▶ **REQUIRED WORK**
Check each line of the records for "seiner"; collect those that have it.
---------------
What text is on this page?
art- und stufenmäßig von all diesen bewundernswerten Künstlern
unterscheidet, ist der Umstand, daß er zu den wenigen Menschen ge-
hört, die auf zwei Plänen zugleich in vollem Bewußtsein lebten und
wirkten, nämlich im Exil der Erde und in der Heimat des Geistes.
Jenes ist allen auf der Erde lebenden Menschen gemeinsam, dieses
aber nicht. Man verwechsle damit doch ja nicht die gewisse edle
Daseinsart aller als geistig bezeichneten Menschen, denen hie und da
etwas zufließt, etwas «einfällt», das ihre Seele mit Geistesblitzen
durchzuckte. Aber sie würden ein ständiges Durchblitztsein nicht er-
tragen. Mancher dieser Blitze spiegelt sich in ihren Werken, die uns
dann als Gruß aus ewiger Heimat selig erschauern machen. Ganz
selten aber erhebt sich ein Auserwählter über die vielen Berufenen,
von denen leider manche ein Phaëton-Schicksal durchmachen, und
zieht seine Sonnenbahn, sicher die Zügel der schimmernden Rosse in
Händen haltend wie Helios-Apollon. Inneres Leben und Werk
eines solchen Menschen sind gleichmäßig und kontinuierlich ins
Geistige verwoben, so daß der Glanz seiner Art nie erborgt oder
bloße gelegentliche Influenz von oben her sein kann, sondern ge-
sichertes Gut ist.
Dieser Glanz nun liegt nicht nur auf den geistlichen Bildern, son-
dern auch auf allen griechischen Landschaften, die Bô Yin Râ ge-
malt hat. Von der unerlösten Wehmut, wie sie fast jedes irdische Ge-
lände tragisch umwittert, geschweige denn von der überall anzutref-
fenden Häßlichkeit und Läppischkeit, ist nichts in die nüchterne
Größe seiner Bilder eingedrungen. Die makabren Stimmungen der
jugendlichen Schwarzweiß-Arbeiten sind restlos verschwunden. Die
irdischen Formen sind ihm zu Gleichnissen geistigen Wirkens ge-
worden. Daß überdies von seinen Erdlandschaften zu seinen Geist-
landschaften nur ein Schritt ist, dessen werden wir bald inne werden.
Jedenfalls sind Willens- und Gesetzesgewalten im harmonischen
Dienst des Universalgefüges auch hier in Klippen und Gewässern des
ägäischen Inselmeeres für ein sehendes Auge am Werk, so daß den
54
---------------
▶ **RESULT OF THIS EXERCISE**
Geistige verwoben, so daß der Glanz seiner Art nie erborgt oder
Größe seiner Bilder eingedrungen. Die makabren Stimmungen der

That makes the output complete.